A l’heure où je vous écris, le mois de juillet commence à doucement tirer sa révérence. Depuis la création de mon entreprise, juillet et août sont des mois avec une activité très forte. Les clients préparent la rentrée de septembre, je travaille sur les propositions créatives pendant leurs vacances et nous continuons à leur retour. Cette année, le rythme est beaucoup plus calme. Je n’ai pas forcément pu faire les projets sur lesquels je suis habituellement missionnée car ils tombaient lors de mes vacances.

Après avoir paniqué pendant plusieurs semaines de manière légèrement disproportionnée (”Ah bah voilà, c’est la fin des haricots, je me disais que c’était juste de la chance d’avoir tenu jusqu’ici, que vais-je faire de ma vie maintenant ?”), j’ai commencé à accepter la situation. C’était l’occasion de travailler sur ma propre communication d’entreprise que j’avais mise de côté depuis quasiment un an et pourquoi pas… profiter d’un rythme un peu plus doux ?

En prenant du recul, je me suis fait la réflexion que si j’avais été dans un poste salarié depuis aussi longtemps que je suis freelance (5 ans), j’aurai sûrement eu envie d’une pause pour faire le point sur mes envies. Pourquoi ne pas me l’accorder au lieu de tout de suite voir ce creux inhabituel comme une chose terrifiante ? Pourquoi ai-je autant peur du vide en étant freelance ?

Aussi, habitant dans une ville qui se vide de ses habitants l’été et dont la plupart des commerces font une pause estivale d’un mois (voire deux), voir tous ces panneaux “fermé” sur les devantures m’ont aussi encouragé à ralentir. Mon quotidien à Nantes est très doux : beaucoup moins de sollicitations extérieures, moins d’événements où aller, moins de gens dans les rues. On se rapproche presque d’une certaine idée de la slow life pendant l’été. Alors pourquoi ne pas m’accorder la même chose pour ces quelques semaines où l’activité est plus basse ?

* Données brutes
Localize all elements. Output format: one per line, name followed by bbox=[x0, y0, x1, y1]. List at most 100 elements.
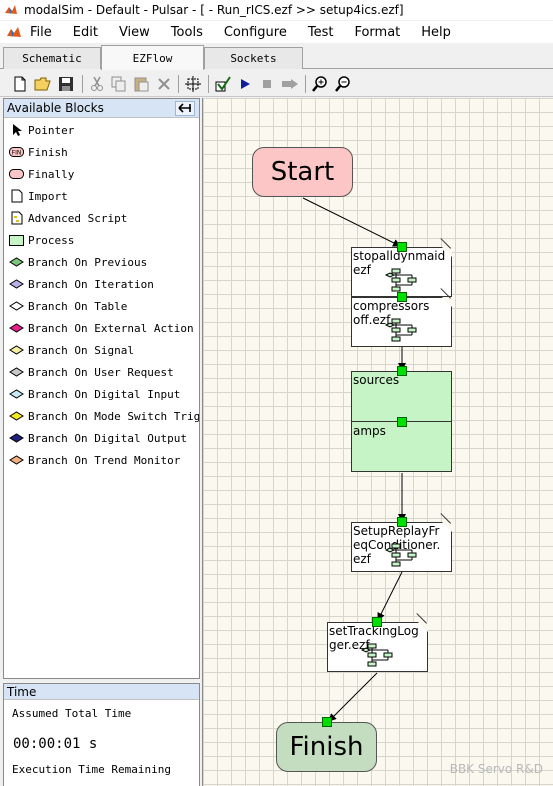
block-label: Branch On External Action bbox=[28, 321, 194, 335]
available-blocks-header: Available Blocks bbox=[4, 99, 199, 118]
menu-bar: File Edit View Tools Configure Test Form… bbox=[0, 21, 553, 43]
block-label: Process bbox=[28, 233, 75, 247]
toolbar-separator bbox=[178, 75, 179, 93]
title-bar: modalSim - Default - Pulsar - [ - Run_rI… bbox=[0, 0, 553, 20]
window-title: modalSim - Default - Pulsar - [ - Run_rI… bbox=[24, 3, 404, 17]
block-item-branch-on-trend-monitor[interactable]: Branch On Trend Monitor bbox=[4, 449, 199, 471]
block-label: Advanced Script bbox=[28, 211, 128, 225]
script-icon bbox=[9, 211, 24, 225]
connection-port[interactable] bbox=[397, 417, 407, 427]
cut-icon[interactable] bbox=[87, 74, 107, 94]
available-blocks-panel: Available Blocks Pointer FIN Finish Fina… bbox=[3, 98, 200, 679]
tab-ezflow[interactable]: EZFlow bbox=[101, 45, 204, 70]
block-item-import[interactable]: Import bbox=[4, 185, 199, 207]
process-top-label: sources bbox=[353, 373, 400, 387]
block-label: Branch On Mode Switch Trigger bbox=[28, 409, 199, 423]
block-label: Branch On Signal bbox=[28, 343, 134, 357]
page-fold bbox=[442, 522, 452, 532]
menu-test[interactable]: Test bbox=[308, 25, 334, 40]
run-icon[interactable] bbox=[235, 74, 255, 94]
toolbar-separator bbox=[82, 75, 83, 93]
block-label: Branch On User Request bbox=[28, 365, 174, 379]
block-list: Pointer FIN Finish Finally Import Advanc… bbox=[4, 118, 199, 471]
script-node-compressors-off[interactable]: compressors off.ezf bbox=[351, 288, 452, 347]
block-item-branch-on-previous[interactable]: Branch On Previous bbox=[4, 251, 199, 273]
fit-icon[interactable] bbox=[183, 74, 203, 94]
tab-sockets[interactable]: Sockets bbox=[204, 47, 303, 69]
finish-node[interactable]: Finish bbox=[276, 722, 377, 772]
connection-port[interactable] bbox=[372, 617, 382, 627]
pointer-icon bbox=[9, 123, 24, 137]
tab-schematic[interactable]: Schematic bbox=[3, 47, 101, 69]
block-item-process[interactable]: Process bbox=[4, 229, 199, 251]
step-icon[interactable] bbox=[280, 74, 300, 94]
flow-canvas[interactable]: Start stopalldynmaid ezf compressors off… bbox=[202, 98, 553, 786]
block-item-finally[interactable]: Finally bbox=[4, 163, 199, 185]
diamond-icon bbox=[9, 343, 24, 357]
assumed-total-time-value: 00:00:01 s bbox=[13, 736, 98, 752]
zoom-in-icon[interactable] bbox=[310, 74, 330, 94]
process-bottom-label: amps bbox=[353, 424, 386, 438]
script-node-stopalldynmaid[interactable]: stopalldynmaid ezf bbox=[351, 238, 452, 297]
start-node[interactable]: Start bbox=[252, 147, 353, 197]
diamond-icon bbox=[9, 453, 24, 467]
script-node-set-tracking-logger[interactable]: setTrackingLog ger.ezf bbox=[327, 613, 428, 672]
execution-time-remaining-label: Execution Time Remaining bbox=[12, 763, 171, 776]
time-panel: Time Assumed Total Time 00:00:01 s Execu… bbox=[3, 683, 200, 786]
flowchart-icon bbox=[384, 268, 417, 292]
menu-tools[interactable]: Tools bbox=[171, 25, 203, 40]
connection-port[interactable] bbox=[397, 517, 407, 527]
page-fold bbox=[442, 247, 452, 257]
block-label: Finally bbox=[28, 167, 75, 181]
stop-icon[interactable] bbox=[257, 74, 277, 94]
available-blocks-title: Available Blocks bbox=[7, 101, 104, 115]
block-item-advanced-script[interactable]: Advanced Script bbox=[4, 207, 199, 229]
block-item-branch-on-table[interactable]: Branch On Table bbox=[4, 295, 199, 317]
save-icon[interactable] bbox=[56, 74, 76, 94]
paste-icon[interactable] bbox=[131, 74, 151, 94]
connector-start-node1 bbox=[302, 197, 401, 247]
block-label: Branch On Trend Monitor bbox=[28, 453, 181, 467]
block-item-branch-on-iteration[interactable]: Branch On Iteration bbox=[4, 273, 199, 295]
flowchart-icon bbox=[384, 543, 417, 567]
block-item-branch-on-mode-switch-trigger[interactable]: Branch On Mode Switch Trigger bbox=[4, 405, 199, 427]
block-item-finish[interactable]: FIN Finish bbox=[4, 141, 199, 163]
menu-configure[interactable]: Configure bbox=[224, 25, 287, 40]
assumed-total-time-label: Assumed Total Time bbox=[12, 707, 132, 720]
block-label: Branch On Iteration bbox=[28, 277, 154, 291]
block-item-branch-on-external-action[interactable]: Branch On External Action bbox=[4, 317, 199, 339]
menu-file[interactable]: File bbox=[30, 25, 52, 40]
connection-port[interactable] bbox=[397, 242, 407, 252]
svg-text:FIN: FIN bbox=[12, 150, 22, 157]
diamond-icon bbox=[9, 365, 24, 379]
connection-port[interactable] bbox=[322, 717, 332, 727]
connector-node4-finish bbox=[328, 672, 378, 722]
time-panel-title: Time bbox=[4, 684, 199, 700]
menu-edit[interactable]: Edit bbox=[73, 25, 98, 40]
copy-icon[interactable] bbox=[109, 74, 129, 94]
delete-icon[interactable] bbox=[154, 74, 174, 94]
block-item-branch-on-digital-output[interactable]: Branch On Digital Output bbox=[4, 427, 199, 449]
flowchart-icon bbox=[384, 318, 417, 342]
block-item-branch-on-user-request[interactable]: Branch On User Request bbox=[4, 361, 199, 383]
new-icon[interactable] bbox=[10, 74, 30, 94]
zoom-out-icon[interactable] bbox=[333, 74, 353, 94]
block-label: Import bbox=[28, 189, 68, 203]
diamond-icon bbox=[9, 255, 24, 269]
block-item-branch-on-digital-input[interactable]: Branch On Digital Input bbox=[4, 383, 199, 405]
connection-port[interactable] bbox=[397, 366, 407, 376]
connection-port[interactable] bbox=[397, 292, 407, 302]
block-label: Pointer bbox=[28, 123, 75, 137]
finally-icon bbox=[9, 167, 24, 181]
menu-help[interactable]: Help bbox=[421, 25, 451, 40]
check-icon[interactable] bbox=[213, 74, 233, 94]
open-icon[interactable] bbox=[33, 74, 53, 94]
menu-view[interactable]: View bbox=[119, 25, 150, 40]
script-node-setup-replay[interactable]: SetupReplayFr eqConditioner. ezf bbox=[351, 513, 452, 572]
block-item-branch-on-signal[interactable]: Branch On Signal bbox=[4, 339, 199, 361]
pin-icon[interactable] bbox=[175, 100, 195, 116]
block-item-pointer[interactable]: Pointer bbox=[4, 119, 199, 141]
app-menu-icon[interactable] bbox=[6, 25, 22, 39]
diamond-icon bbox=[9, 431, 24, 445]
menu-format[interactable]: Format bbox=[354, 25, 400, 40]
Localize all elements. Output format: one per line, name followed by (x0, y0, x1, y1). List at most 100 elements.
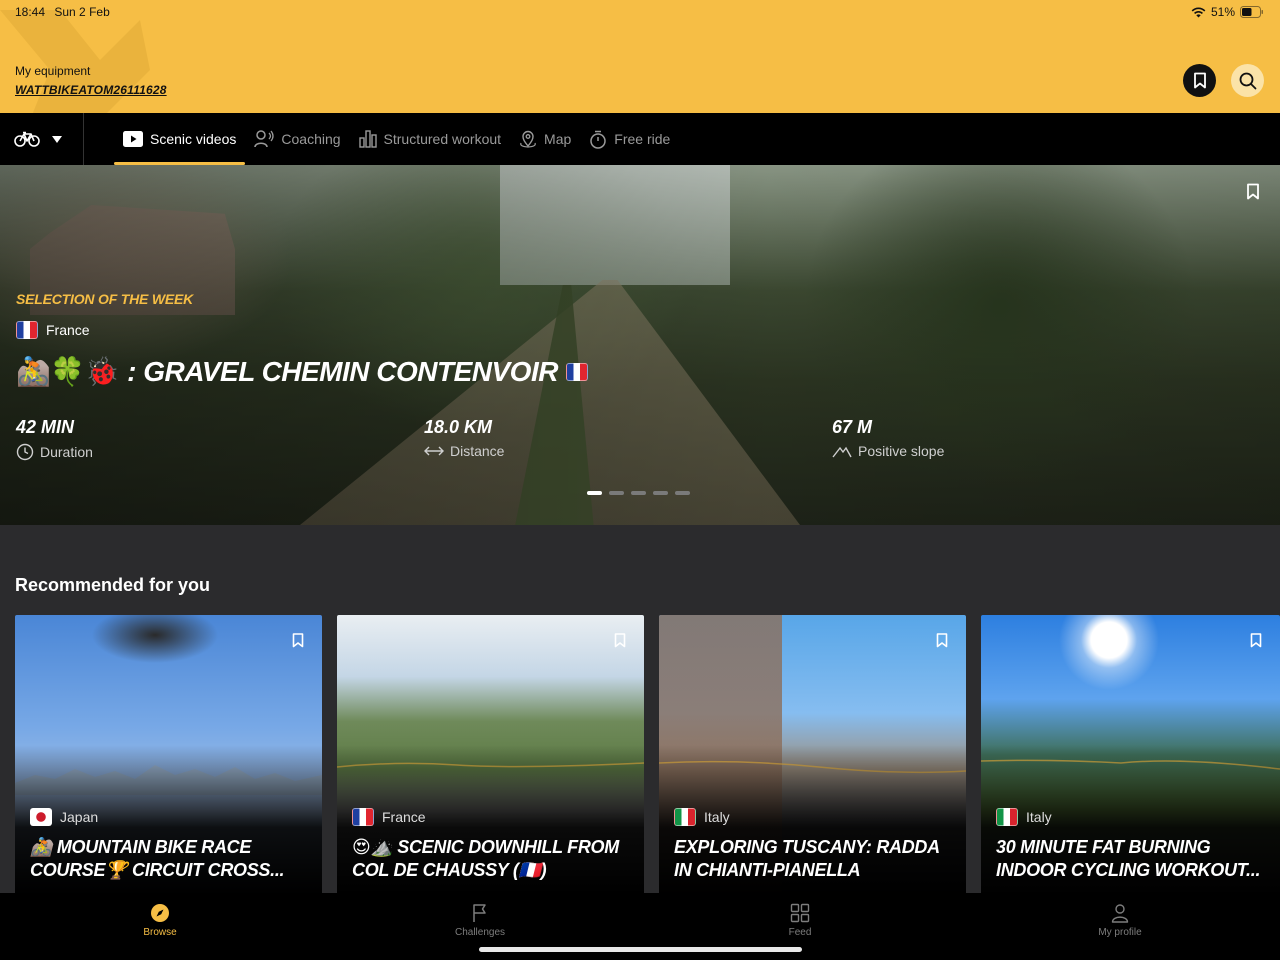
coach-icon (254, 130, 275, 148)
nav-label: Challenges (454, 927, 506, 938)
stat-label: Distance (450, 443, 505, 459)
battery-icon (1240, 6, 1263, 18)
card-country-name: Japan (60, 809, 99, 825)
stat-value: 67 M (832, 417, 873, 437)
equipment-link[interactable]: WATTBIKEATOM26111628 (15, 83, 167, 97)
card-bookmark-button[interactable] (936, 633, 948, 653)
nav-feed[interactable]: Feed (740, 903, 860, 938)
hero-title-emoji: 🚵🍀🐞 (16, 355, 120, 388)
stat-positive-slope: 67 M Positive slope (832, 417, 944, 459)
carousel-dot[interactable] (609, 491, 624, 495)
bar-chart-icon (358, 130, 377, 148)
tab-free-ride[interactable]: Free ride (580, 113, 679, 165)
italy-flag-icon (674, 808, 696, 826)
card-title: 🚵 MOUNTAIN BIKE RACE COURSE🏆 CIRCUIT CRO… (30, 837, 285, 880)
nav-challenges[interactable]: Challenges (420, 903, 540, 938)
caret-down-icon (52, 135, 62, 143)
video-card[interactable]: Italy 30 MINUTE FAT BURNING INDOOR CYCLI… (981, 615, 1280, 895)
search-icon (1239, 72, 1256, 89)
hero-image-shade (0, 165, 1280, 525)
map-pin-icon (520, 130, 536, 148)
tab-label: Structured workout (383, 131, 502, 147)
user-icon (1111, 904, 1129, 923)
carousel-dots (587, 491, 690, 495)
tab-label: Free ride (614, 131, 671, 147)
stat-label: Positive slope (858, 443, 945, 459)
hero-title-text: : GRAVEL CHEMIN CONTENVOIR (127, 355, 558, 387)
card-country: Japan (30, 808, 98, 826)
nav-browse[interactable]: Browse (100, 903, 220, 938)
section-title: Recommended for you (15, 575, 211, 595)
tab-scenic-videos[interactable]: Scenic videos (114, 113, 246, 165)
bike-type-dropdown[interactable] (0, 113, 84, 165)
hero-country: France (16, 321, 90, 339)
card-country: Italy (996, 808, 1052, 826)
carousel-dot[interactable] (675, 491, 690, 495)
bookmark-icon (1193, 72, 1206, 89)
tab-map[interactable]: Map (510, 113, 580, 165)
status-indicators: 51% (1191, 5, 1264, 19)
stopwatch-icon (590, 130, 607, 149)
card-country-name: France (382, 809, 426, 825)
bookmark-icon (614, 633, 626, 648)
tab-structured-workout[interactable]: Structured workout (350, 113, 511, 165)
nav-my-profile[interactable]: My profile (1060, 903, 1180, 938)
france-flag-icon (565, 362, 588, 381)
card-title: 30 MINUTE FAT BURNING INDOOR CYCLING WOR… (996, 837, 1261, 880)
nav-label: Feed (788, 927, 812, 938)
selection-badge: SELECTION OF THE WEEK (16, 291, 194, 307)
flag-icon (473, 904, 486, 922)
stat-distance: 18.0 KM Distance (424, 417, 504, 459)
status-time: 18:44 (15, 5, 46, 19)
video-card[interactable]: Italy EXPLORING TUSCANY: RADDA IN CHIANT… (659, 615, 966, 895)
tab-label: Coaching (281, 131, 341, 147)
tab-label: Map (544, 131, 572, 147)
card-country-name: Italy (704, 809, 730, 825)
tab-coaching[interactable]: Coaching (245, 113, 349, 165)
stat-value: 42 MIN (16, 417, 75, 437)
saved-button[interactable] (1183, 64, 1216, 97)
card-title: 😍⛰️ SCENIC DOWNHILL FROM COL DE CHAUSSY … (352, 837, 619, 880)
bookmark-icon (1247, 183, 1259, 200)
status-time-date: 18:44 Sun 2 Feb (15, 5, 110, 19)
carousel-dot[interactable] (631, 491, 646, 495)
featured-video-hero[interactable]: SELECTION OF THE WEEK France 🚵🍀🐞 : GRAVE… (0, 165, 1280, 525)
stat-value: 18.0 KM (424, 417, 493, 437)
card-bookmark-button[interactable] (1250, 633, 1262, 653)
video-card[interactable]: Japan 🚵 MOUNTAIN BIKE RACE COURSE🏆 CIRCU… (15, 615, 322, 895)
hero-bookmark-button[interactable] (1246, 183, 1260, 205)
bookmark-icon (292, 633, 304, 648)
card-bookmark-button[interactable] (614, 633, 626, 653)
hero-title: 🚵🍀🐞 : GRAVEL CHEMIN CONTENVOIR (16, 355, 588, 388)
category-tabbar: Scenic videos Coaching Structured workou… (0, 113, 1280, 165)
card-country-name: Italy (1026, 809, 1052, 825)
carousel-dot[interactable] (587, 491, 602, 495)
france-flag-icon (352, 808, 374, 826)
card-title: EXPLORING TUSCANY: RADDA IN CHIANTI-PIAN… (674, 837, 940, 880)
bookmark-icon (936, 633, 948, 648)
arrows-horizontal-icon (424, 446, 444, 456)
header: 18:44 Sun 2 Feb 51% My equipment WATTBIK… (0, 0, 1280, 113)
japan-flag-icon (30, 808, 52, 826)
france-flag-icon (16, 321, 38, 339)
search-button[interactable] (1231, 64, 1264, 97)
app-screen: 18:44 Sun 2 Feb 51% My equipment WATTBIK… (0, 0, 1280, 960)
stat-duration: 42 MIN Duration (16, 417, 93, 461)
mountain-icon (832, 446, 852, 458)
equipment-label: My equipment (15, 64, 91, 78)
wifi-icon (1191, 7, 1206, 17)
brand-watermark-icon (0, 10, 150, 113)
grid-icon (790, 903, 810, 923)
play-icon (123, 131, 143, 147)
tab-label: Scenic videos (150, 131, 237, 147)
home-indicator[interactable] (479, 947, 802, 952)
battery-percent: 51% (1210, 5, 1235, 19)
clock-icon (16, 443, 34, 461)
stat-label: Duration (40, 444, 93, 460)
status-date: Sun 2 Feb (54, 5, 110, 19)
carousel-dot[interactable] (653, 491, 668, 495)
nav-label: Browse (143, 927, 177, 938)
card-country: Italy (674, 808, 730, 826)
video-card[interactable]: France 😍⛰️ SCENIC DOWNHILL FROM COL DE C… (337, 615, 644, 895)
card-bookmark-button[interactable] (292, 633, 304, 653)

* Consignes
**1.** Recopiez, dans le texte fourni, le passage qui va de « Après avoir paniqué » jusqu'à « plus doux ? ».
**2.** D'après le texte fourni, pourquoi les projets habituellement confiés n'ont-ils pas pu être réalisés cette année ?

* Réponses attendues
**1.**
Après avoir paniqué pendant plusieurs semaines de manière légèrement disproportionnée (”Ah bah voilà, c’est la fin des haricots, je me disais que c’était juste de la chance d’avoir tenu jusqu’ici, que vais-je faire de ma vie maintenant ?”), j’ai commencé à accepter la situation. C’était l’occasion de travailler sur ma propre communication d’entreprise que j’avais mise de côté depuis quasiment un an et pourquoi pas… profiter d’un rythme un peu plus doux ?

**2.** Ces projets n'ont pas pu être réalisés parce qu'ils tombaient pendant les vacances de la personne qui écrit.